**WRITTEN PROBLEM**. Return all lines from the listing below in which the string "color" occurs.

Figure record listings:
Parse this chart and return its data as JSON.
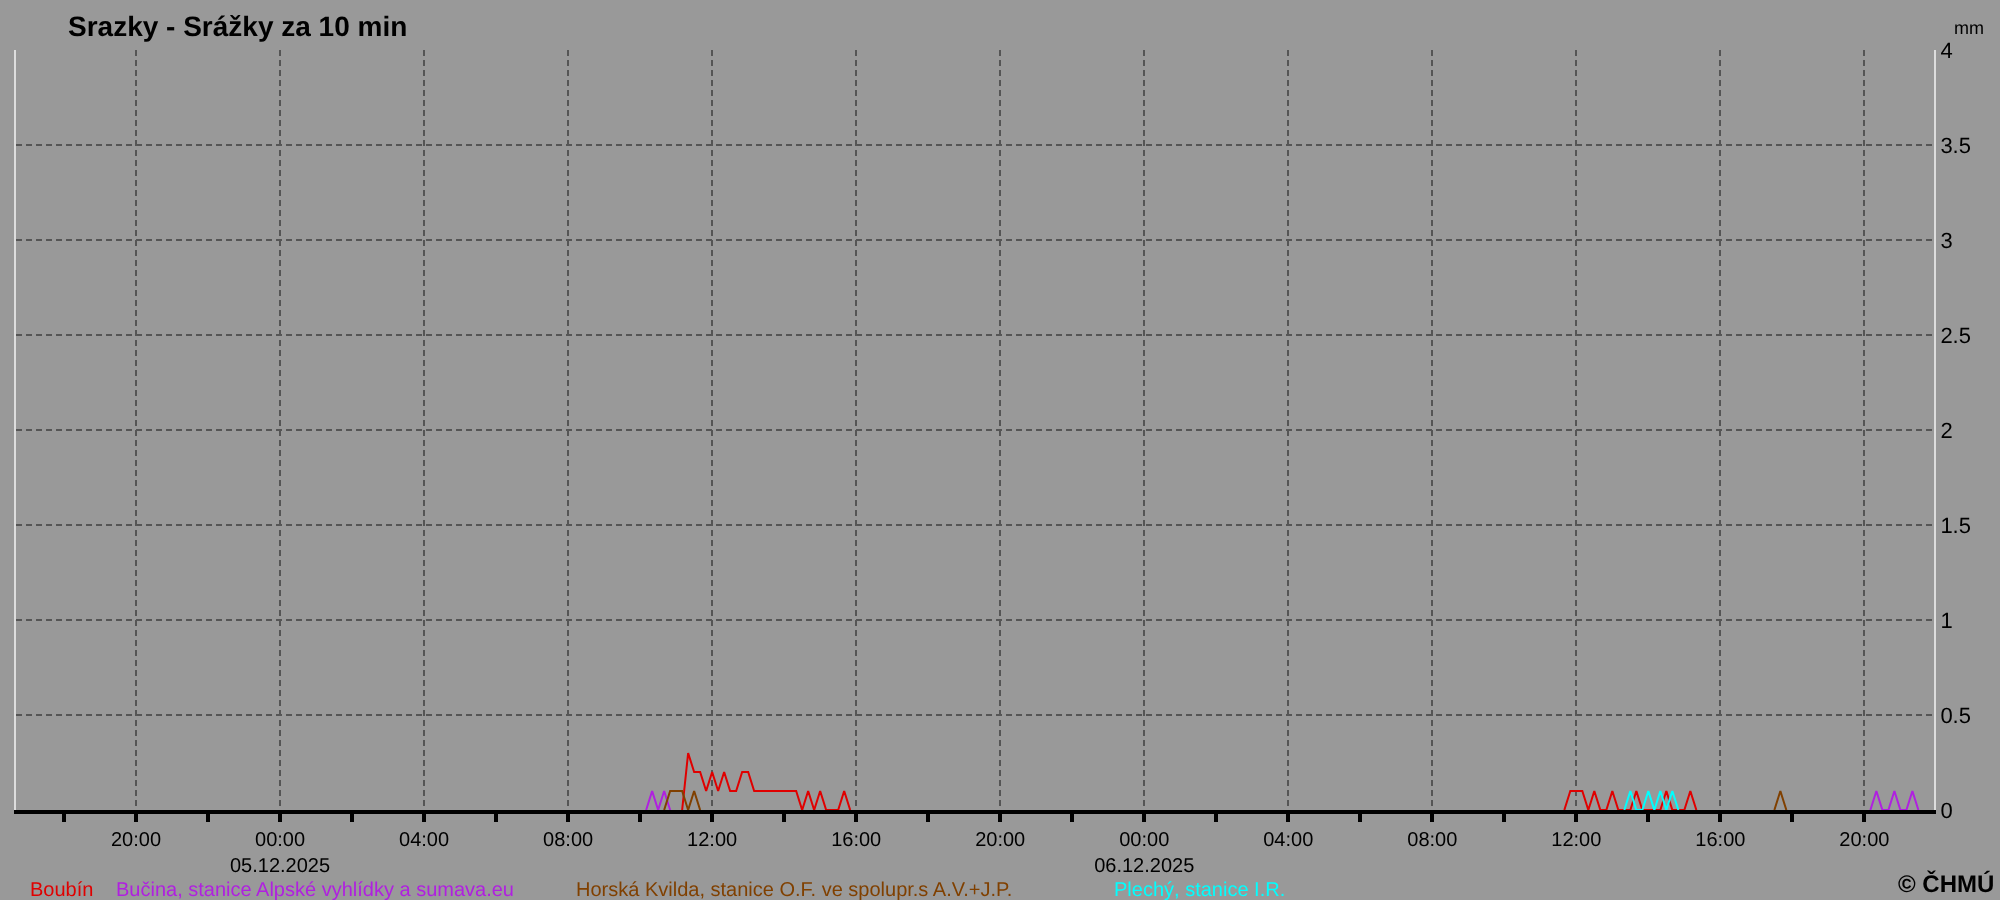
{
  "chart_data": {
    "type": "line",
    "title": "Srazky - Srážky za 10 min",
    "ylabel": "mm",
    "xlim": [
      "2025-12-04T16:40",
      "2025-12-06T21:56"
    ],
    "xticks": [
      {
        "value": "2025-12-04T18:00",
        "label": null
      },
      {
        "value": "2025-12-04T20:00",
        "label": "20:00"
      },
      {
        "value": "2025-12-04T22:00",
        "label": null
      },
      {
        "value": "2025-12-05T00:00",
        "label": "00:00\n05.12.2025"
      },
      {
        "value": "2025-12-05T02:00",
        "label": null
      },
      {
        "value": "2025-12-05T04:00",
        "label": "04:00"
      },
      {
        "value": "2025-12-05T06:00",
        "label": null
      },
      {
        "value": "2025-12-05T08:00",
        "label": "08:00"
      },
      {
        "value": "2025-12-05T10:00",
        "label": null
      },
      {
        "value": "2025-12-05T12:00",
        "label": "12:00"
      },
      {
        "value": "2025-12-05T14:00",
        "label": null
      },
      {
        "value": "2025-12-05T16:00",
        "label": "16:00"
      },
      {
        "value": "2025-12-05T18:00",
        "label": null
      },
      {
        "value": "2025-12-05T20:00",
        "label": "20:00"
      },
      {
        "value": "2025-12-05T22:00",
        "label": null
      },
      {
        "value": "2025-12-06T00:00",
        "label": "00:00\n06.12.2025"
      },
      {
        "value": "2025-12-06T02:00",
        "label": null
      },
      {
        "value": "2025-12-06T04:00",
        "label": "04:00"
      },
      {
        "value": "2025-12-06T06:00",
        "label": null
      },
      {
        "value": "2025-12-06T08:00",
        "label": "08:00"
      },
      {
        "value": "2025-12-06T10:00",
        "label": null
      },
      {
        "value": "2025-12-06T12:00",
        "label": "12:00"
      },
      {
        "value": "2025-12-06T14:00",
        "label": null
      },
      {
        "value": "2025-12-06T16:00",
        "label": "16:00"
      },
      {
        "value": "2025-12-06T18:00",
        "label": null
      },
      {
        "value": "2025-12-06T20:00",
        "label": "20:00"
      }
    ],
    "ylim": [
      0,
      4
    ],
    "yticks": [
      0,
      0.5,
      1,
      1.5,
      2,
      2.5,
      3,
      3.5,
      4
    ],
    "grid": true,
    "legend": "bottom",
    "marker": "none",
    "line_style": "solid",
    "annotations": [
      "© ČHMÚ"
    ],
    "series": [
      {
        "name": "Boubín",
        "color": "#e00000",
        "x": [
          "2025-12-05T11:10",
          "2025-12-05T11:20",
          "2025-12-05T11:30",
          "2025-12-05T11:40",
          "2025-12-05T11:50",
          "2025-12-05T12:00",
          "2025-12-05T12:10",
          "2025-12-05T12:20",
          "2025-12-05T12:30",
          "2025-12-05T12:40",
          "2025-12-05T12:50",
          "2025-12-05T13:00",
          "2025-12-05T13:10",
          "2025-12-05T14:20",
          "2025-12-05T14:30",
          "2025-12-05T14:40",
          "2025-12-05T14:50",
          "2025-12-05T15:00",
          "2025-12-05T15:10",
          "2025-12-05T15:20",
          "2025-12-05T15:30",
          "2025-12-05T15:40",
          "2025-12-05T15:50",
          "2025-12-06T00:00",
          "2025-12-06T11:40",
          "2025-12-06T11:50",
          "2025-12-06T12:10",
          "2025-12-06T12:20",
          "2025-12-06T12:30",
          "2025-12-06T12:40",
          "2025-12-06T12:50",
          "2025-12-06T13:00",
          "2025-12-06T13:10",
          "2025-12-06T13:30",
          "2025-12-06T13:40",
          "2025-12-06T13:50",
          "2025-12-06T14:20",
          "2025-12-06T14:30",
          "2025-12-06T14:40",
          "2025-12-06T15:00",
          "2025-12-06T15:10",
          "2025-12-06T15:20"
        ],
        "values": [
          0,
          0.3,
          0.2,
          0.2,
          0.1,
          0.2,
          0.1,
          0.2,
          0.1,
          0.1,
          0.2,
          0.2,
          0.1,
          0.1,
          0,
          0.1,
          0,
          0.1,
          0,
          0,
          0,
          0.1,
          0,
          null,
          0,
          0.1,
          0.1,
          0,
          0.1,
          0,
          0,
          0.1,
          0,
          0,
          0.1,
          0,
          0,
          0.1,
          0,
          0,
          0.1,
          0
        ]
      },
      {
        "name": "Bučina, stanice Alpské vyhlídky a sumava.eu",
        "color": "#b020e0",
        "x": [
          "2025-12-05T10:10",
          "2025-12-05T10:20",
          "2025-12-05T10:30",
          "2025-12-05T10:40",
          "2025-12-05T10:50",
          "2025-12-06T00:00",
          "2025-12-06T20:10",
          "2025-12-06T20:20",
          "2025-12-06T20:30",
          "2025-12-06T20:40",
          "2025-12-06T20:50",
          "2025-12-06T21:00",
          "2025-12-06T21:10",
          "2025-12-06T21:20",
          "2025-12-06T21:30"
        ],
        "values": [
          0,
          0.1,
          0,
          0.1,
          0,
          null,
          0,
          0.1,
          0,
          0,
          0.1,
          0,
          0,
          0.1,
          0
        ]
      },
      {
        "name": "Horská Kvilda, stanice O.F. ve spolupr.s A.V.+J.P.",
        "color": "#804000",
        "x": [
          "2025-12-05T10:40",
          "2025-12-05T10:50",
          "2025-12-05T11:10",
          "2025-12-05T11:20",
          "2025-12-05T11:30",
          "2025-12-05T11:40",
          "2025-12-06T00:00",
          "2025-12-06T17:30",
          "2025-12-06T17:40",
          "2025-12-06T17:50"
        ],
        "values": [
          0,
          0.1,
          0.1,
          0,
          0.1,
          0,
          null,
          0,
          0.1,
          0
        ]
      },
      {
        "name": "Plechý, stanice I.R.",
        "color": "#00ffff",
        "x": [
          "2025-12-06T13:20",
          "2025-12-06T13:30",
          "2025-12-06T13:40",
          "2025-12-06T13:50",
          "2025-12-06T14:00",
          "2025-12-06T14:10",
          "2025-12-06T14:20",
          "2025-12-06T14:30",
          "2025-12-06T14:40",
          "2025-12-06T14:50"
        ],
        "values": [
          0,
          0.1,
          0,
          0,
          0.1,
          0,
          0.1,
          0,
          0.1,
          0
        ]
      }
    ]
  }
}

**OUTPUT OF THE EXERCISE**.
        "color": "#e00000",
        "color": "#b020e0",
        "color": "#804000",
        "color": "#00ffff",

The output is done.